- What this task involves: Go through the records and show each line where the word "wonderful" occurs.

★ ★ ★

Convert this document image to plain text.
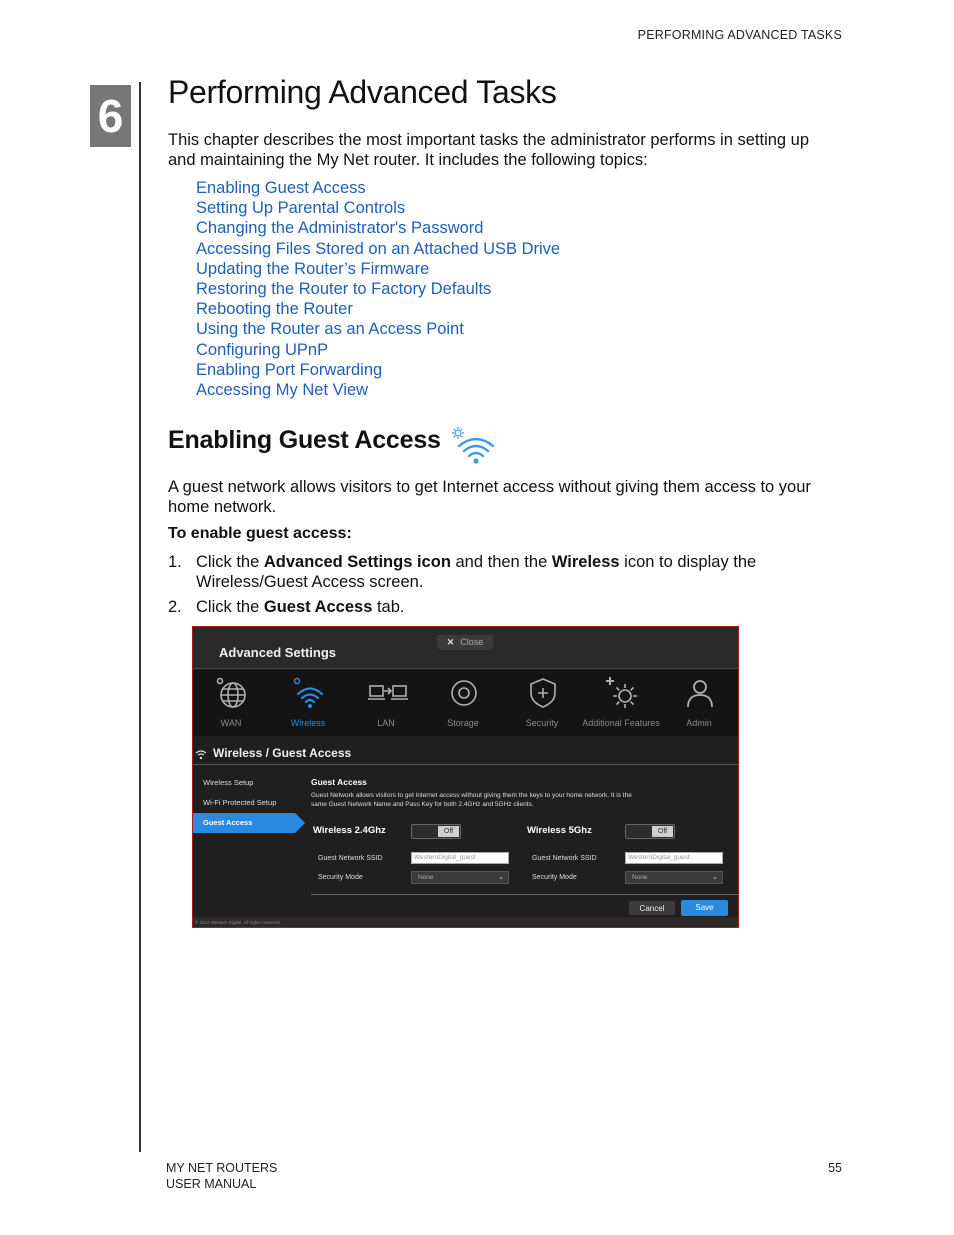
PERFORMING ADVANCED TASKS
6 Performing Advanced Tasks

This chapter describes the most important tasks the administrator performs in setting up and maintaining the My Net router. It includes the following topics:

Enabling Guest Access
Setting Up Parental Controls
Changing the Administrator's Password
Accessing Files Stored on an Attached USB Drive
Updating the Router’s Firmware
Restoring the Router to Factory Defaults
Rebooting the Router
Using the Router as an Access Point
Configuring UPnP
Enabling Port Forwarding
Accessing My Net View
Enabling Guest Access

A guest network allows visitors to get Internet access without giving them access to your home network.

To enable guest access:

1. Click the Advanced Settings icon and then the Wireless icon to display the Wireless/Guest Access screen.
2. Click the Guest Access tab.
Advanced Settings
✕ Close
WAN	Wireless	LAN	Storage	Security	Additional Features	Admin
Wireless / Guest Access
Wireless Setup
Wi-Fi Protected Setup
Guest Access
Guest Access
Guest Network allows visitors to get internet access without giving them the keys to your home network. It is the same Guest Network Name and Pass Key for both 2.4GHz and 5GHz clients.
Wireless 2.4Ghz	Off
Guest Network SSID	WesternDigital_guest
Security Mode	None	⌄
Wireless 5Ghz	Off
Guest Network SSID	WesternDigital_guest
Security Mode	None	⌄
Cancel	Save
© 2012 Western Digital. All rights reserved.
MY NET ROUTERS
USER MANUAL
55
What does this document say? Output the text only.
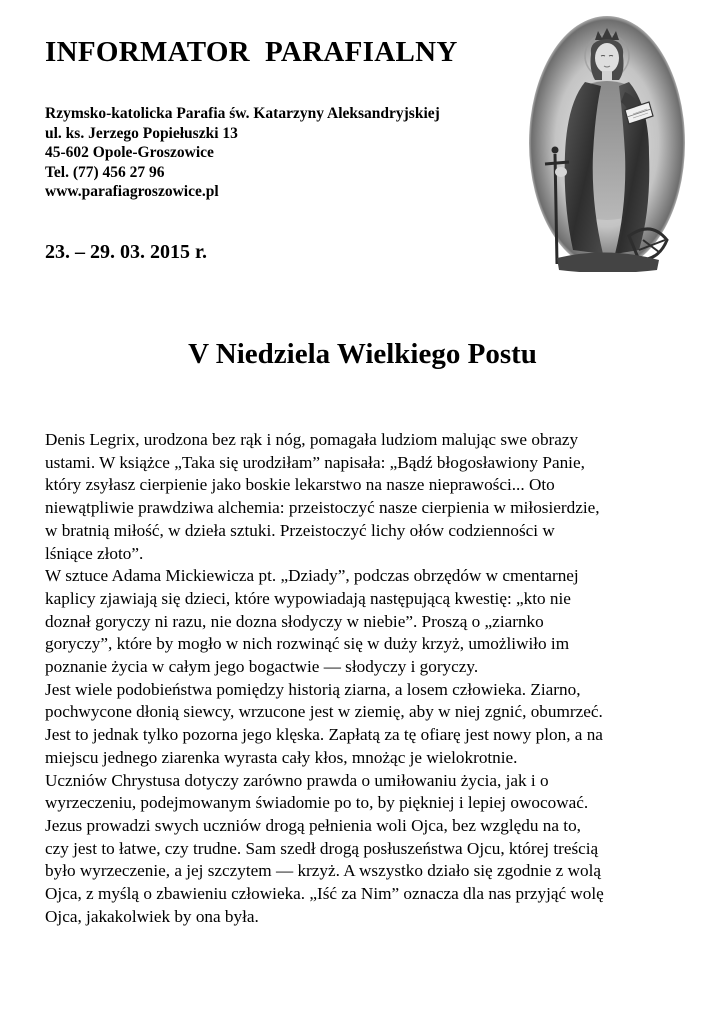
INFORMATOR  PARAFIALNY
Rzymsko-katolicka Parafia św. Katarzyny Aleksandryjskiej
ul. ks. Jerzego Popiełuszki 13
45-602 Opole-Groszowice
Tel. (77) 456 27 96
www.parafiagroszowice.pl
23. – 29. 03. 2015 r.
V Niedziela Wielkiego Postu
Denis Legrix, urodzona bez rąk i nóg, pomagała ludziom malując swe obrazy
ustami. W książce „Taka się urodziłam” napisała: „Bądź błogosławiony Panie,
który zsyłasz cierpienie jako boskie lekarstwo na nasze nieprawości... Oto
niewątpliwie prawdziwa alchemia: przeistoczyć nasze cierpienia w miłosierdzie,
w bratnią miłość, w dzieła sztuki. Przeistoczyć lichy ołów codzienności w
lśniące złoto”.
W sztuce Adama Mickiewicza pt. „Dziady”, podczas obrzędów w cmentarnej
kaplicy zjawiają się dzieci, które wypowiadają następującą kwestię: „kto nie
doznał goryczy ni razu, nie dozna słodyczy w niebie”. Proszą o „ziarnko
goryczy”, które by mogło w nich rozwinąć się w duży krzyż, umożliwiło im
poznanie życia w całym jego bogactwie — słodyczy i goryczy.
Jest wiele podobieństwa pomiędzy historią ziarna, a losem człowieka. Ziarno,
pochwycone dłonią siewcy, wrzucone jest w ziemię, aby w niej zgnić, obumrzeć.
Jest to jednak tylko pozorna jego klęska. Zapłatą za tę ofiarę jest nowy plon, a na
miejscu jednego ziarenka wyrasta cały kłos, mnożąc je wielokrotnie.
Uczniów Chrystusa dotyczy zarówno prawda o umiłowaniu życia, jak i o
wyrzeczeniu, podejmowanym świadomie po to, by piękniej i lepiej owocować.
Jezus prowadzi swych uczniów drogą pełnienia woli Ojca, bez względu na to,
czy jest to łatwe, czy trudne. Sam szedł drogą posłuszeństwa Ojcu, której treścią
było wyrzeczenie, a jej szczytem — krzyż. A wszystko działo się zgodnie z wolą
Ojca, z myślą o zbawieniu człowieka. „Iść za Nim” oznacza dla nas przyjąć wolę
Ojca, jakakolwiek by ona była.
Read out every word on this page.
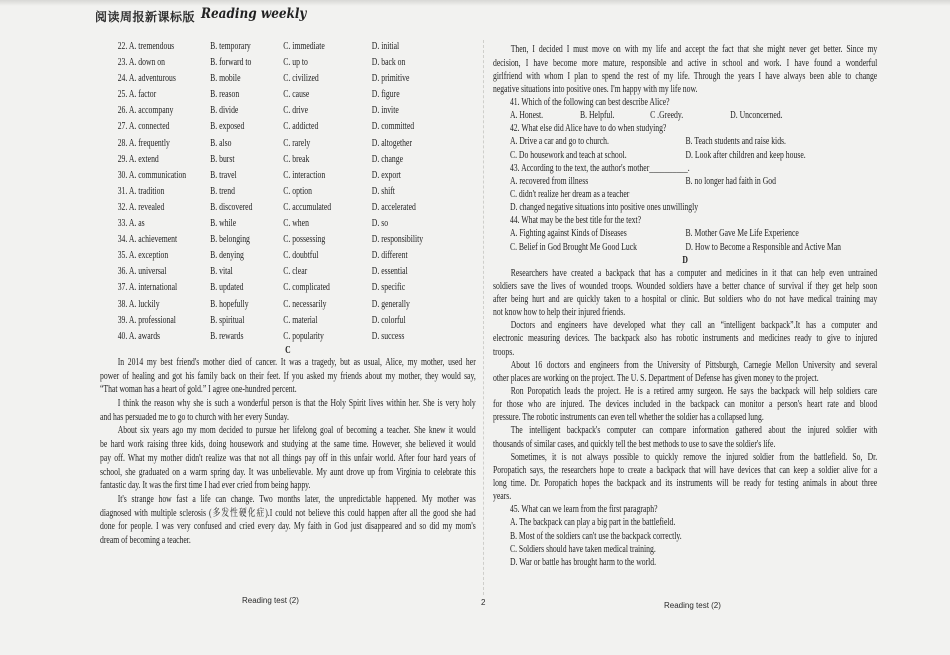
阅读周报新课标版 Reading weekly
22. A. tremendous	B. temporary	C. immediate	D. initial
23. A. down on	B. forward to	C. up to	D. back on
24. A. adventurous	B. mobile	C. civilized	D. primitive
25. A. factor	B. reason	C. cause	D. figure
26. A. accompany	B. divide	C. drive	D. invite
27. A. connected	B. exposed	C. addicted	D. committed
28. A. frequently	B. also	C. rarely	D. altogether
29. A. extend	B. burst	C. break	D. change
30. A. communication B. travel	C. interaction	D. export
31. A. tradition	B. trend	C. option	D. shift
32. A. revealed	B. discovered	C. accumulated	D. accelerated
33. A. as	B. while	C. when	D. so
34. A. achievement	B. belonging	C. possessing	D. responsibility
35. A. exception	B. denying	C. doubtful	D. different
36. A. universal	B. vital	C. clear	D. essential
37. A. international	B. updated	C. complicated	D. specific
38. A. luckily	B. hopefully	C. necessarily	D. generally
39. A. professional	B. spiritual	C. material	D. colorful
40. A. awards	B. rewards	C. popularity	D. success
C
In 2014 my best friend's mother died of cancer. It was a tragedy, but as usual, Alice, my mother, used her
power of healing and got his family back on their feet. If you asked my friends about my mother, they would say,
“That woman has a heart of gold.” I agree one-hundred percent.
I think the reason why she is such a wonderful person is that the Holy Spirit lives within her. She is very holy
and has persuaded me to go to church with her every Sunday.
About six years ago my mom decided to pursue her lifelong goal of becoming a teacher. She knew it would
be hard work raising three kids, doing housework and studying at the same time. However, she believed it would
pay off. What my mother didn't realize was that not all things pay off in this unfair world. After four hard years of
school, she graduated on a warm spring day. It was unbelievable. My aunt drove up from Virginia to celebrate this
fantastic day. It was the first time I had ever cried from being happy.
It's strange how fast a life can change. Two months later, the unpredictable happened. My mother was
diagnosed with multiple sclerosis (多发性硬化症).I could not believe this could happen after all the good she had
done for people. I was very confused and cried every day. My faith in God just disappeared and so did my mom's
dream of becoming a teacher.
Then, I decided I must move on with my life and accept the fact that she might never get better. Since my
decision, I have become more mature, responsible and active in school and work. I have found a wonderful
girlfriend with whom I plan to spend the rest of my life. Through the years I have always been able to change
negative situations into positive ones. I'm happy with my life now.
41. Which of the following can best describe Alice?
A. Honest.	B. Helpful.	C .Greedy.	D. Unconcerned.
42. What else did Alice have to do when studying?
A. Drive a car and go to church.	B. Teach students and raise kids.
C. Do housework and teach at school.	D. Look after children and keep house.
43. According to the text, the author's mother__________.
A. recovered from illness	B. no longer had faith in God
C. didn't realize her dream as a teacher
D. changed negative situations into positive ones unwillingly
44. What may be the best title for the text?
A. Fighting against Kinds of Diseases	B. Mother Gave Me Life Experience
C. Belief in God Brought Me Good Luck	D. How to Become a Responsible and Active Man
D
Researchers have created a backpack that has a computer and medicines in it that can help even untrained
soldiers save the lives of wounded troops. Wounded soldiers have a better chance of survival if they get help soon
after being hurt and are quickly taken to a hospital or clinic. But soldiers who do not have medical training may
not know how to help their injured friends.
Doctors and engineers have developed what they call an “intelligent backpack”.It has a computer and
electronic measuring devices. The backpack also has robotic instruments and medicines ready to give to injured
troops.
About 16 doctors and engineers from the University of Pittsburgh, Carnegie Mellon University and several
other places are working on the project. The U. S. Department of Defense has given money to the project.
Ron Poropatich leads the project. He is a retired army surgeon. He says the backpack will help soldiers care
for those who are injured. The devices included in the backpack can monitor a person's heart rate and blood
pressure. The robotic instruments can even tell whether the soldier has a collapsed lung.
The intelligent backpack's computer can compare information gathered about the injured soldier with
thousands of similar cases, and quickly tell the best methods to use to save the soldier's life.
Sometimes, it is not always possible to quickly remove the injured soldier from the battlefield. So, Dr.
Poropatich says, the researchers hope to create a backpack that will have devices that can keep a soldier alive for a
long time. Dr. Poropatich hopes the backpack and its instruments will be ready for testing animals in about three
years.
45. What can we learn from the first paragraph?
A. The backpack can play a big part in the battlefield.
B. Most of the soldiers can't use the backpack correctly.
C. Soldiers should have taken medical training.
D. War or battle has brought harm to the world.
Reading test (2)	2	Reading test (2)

★ ★ ★

- The output:
I think the reason why she is such a wonderful person is that the Holy Spirit lives within her. She is very holy
decision, I have become more mature, responsible and active in school and work. I have found a wonderful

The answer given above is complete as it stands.